## start Information provided

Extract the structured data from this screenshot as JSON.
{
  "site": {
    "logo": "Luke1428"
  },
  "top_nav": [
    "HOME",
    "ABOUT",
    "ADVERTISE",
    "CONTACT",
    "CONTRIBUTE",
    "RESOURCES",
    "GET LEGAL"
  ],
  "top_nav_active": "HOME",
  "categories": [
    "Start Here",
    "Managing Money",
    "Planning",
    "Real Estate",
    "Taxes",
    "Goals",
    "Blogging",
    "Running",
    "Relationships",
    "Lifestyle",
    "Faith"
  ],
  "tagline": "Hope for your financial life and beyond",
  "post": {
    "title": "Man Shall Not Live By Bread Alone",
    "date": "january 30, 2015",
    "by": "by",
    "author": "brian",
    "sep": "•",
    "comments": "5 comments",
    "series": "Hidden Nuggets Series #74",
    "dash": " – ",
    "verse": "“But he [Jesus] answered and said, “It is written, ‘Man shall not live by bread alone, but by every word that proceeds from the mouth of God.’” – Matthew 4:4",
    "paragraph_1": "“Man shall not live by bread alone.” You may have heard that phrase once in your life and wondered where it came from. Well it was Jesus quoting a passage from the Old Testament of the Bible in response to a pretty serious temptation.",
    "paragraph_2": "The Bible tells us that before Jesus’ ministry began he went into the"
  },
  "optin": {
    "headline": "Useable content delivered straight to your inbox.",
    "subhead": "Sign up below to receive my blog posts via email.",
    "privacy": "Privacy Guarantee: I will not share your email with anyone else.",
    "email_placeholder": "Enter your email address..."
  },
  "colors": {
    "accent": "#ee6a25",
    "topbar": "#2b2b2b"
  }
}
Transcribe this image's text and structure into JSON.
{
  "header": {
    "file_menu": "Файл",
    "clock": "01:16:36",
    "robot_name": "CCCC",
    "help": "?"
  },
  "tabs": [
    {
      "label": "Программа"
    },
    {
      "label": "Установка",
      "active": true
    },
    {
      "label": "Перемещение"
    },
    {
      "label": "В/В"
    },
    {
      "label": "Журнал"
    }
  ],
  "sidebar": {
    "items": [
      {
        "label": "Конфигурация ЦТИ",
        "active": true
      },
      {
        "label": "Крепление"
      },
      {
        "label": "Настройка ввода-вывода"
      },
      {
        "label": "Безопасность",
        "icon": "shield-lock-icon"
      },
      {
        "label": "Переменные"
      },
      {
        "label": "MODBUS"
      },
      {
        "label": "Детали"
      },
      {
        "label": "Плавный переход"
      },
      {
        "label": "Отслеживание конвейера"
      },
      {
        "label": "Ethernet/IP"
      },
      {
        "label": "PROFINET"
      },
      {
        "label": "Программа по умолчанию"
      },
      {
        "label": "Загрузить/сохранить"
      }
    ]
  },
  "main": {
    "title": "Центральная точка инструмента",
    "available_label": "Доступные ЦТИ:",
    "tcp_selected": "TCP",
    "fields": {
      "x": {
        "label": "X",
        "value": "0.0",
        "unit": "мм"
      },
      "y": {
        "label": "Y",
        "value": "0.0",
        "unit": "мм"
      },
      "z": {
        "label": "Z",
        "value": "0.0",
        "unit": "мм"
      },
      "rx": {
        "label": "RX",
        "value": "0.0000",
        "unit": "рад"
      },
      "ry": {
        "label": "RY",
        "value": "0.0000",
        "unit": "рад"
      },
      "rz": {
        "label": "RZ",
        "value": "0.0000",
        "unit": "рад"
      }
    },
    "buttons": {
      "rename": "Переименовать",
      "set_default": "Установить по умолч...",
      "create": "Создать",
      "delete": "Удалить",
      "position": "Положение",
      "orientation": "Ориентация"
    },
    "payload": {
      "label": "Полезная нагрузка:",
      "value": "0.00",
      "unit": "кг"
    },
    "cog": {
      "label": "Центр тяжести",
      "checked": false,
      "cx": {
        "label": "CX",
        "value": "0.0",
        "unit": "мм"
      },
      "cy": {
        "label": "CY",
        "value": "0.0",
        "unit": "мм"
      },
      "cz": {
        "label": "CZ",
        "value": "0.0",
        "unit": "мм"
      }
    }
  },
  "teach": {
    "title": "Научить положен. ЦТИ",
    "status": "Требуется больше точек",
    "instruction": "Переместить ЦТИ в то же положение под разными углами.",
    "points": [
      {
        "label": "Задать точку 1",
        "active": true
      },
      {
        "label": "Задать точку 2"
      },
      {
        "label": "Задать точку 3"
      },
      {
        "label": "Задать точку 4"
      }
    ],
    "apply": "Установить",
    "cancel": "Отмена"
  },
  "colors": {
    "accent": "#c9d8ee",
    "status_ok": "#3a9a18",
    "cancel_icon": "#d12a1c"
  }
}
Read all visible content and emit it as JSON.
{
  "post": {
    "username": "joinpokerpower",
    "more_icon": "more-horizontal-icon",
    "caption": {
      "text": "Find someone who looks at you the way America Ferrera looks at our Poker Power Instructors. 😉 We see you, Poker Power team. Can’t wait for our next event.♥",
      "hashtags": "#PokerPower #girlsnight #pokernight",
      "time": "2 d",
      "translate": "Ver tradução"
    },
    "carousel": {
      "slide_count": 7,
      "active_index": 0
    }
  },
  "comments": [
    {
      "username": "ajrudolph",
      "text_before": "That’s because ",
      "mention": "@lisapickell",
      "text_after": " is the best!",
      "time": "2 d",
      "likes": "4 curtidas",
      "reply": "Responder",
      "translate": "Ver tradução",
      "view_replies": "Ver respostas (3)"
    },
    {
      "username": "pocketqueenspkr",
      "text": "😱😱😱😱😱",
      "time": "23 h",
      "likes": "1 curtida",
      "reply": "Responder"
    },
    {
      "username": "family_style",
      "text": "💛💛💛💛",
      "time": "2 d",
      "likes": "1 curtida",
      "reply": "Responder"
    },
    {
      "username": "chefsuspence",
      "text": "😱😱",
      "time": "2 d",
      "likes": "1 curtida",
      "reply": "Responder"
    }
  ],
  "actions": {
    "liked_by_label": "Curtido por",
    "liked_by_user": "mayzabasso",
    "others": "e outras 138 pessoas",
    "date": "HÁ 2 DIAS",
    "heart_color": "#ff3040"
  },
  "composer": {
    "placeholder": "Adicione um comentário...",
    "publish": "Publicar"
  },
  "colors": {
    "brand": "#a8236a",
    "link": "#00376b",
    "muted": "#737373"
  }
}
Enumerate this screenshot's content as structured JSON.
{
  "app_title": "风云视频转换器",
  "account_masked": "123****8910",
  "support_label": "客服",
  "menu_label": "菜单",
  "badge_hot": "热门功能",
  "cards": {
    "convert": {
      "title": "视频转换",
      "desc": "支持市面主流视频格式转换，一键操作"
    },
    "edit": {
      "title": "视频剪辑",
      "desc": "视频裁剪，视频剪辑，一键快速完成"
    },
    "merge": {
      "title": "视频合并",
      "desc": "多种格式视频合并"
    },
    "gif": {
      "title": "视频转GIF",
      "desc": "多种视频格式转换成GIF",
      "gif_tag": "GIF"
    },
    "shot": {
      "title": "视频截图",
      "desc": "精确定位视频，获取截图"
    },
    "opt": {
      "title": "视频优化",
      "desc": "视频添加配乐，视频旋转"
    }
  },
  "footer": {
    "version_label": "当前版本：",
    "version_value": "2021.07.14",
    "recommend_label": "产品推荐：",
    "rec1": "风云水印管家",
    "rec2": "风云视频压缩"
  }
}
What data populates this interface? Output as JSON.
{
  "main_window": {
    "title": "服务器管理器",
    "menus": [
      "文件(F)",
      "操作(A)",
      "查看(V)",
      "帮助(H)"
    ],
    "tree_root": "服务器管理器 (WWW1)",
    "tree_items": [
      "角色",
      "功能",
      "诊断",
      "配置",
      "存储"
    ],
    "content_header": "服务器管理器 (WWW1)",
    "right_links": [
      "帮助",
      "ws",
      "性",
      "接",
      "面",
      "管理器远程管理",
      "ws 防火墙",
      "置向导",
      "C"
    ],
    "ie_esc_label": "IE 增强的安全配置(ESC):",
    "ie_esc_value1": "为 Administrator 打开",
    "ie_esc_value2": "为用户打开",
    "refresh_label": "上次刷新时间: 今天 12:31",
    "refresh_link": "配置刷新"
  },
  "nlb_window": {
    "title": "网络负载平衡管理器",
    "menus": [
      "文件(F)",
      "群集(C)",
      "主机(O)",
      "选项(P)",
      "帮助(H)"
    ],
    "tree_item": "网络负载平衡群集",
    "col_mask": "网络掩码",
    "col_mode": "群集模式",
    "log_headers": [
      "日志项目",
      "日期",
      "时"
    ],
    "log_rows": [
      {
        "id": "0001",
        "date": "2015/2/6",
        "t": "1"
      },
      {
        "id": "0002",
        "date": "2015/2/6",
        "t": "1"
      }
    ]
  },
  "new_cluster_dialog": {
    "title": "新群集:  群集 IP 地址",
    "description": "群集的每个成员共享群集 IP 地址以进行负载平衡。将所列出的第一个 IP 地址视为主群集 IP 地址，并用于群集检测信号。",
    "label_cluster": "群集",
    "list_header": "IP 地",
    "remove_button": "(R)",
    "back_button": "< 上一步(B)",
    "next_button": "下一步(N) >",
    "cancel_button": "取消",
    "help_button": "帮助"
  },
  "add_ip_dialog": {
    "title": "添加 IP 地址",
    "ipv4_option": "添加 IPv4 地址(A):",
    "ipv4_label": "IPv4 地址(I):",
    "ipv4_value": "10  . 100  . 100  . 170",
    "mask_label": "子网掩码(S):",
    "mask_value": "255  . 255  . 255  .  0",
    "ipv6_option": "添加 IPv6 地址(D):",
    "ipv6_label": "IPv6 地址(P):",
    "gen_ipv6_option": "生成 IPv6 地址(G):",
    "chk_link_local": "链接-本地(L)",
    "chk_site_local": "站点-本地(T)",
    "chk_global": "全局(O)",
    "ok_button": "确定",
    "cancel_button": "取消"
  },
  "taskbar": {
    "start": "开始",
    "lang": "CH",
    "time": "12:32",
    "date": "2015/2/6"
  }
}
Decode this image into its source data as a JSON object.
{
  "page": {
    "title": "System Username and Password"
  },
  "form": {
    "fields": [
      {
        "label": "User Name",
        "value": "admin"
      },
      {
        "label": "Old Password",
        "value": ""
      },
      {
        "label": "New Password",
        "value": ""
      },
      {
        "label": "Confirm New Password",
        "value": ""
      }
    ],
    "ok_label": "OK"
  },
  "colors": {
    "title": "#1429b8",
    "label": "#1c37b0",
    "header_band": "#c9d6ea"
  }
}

## end Information provided

> _Stated task_
Print nothing but the lines from the line with "Decode this image" to the last line of the records above. Both of those lines count.

> _Reply to the exercise_
Decode this image into its source data as a JSON object.
{
  "page": {
    "title": "System Username and Password"
  },
  "form": {
    "fields": [
      {
        "label": "User Name",
        "value": "admin"
      },
      {
        "label": "Old Password",
        "value": ""
      },
      {
        "label": "New Password",
        "value": ""
      },
      {
        "label": "Confirm New Password",
        "value": ""
      }
    ],
    "ok_label": "OK"
  },
  "colors": {
    "title": "#1429b8",
    "label": "#1c37b0",
    "header_band": "#c9d6ea"
  }
}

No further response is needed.